▸ **RECORDS SUPPLIED**:
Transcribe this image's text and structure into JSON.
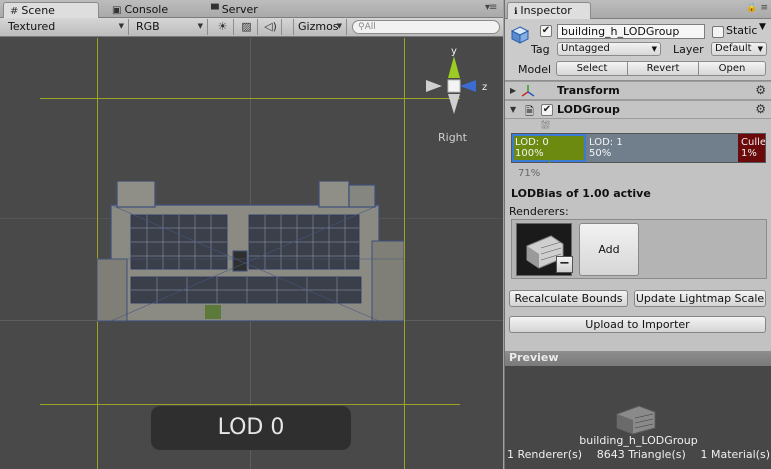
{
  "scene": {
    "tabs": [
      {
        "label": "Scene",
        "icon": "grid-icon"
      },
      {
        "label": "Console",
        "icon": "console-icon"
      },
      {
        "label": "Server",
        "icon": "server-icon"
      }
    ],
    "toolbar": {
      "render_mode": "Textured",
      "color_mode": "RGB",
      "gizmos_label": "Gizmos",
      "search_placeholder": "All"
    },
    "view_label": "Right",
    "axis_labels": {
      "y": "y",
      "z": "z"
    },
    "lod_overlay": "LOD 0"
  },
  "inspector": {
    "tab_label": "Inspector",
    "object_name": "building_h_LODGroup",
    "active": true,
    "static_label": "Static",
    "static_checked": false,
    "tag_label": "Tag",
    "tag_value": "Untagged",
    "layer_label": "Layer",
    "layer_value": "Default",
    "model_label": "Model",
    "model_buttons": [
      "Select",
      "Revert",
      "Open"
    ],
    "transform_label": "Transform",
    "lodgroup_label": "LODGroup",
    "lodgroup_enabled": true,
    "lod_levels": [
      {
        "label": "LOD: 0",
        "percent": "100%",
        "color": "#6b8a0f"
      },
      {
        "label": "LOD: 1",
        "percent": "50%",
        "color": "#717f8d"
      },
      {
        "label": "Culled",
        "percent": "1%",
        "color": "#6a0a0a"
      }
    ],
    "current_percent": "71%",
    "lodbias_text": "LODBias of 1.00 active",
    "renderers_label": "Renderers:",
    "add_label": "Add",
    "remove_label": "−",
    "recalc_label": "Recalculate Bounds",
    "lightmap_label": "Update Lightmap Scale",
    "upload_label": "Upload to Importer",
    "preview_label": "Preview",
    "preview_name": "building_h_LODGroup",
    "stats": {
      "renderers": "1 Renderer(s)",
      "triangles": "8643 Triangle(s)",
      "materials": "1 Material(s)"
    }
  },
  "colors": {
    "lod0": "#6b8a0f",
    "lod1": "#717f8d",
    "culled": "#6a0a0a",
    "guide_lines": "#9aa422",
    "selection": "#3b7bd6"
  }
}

==

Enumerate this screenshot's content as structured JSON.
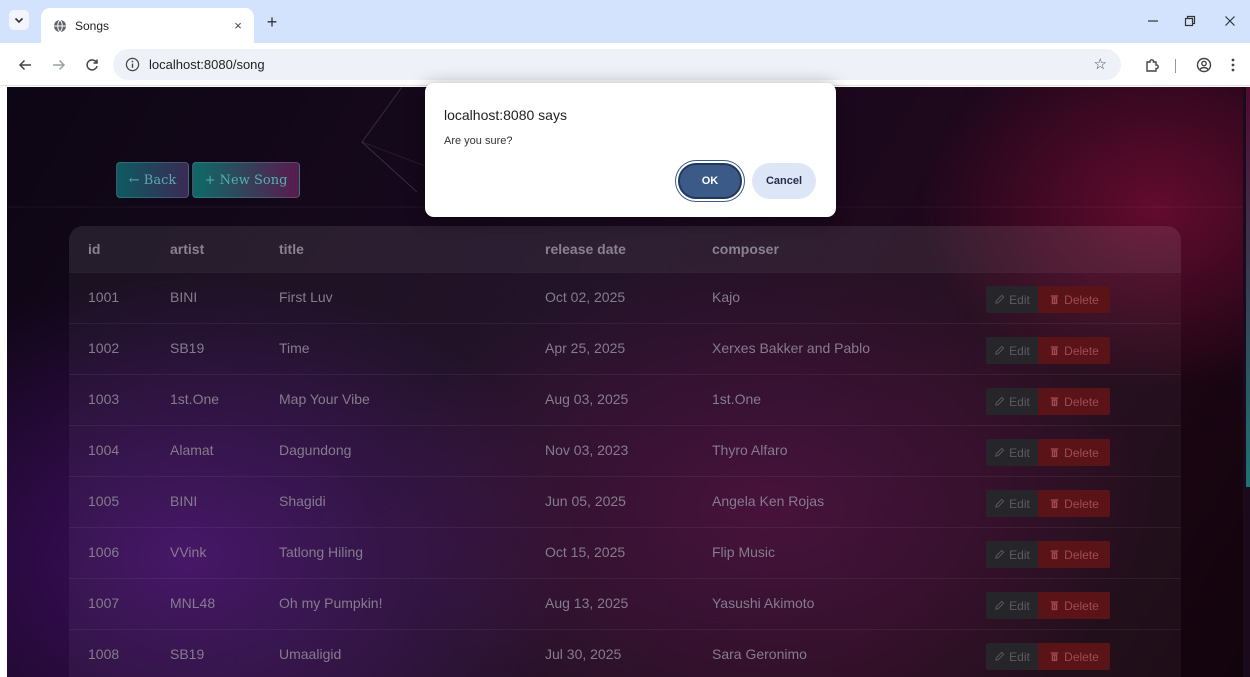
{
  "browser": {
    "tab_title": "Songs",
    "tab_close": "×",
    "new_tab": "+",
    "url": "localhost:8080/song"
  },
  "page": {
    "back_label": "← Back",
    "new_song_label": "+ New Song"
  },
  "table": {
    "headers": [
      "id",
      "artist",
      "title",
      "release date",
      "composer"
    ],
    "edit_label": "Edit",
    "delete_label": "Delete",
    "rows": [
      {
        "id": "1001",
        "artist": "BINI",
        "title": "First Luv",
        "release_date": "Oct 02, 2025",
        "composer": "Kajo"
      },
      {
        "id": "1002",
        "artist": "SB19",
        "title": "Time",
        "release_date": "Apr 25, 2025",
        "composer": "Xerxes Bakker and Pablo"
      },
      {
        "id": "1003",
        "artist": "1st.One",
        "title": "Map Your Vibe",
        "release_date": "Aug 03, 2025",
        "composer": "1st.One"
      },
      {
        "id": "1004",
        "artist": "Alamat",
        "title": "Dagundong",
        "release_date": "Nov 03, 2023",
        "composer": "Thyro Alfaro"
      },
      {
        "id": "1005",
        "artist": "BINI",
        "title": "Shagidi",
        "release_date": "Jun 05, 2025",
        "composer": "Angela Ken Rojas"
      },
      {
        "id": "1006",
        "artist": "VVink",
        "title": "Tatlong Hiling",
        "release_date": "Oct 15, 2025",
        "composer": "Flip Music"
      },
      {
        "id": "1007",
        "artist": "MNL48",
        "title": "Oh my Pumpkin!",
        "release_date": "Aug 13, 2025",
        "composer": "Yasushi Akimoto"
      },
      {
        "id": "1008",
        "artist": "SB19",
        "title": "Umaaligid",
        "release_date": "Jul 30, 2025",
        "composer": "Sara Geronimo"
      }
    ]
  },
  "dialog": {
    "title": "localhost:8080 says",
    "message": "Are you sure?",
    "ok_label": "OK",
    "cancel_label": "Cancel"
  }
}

▸ **WRITTEN INSTRUCTION**: Pull out all lines in the data above that include "this".

▸ **TASK RESULT**:
Transcribe this image's text and structure into JSON.
Enumerate this screenshot's content as structured JSON.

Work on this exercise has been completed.